> What needs to be done: Of all the lines here, how many include the string "Factors"? Answer with the number only.

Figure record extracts
########################################

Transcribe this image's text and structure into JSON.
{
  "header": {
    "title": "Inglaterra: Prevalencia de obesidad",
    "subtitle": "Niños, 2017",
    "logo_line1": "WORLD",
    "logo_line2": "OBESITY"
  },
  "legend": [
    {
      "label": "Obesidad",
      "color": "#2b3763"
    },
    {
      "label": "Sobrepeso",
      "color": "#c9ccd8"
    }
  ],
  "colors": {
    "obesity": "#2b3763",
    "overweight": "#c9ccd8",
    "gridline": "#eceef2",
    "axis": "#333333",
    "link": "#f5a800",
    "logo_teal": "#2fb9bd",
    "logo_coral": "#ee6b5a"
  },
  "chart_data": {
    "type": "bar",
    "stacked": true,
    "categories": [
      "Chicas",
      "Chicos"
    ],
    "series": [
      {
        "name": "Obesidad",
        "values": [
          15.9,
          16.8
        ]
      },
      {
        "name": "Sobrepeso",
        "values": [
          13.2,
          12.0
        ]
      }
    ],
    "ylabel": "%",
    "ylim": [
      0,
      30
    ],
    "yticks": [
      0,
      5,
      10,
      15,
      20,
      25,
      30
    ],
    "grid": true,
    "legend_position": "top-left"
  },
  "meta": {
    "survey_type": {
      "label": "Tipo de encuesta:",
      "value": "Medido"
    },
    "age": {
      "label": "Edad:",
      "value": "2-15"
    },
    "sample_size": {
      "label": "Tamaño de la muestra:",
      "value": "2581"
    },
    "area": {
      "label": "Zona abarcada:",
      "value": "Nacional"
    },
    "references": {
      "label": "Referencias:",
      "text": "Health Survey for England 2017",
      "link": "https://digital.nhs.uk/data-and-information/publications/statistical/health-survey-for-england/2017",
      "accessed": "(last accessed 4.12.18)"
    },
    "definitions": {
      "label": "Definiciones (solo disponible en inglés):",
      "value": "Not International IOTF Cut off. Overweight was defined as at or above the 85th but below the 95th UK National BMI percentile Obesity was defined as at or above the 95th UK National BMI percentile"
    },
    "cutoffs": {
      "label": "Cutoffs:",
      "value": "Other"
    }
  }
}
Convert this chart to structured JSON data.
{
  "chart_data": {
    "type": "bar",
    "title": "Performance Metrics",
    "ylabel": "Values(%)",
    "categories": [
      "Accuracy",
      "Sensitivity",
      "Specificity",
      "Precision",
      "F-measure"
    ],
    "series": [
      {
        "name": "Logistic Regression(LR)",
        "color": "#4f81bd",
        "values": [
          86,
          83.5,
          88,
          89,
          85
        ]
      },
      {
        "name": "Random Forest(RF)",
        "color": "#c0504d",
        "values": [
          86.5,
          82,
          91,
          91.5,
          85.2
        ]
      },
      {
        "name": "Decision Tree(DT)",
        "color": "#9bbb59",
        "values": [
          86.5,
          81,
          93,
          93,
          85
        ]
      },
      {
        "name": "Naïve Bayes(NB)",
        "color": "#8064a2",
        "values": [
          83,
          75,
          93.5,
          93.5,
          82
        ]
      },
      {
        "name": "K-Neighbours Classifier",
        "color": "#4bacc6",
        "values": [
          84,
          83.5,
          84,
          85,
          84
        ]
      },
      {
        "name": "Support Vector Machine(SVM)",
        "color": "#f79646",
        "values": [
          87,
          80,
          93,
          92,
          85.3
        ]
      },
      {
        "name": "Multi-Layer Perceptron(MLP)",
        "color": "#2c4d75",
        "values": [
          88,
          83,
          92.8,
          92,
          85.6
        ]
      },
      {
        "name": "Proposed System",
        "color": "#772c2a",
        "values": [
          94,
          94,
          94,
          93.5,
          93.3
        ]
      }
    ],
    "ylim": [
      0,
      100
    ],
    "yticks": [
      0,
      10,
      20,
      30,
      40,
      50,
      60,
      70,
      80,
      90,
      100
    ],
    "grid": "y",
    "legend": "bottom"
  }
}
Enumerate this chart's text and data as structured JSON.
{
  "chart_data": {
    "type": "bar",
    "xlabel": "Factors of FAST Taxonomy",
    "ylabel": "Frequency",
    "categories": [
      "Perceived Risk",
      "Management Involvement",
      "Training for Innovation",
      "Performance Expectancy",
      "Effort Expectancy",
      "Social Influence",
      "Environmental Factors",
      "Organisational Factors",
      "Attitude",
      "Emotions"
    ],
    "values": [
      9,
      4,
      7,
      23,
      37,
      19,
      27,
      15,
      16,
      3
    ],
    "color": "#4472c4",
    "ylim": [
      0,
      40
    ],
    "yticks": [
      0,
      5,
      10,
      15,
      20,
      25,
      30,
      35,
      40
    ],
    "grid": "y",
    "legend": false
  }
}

########################################

> Reply: 3